WORK INSTRUCTIONS | Your reply should be one number: the count of lines holding the word "Water".

EXCERPTED DATA |
-- begin --

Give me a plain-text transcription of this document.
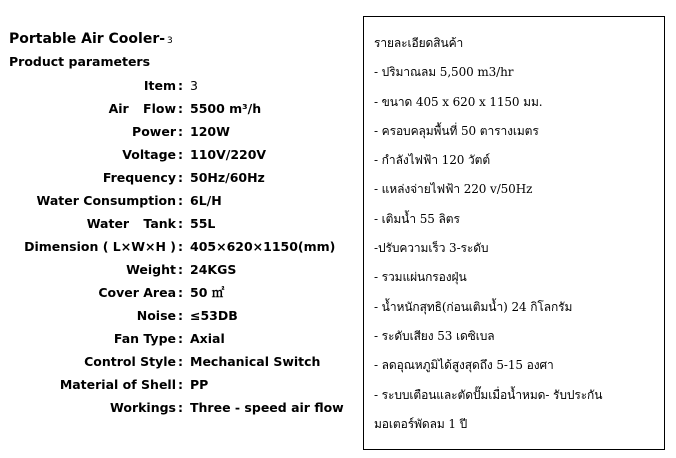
Portable Air Cooler- 3
Product parameters
Item : 3
Air Flow : 5500 m³/h
Power : 120W
Voltage : 110V/220V
Frequency : 50Hz/60Hz
Water Consumption : 6L/H
Water Tank : 55L
Dimension ( L×W×H ) : 405×620×1150(mm)
Weight : 24KGS
Cover Area : 50 ㎡
Noise : ≤53DB
Fan Type : Axial
Control Style : Mechanical Switch
Material of Shell : PP
Workings : Three - speed air flow
รายละเอียดสินค้า
- ปริมาณลม 5,500 m3/hr
- ขนาด 405 x 620 x 1150 มม.
- ครอบคลุมพื้นที่ 50 ตารางเมตร
- กำลังไฟฟ้า 120 วัตต์
- แหล่งจ่ายไฟฟ้า 220 v/50Hz
- เติมน้ำ 55 ลิตร
-ปรับความเร็ว 3-ระดับ
- รวมแผ่นกรองฝุ่น
- น้ำหนักสุทธิ(ก่อนเติมน้ำ) 24 กิโลกรัม
- ระดับเสียง 53 เดซิเบล
- ลดอุณหภูมิได้สูงสุดถึง 5-15 องศา
- ระบบเตือนและตัดปั๊มเมื่อน้ำหมด- รับประกัน
มอเตอร์พัดลม 1 ปี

-- end --

RESPONSE | 2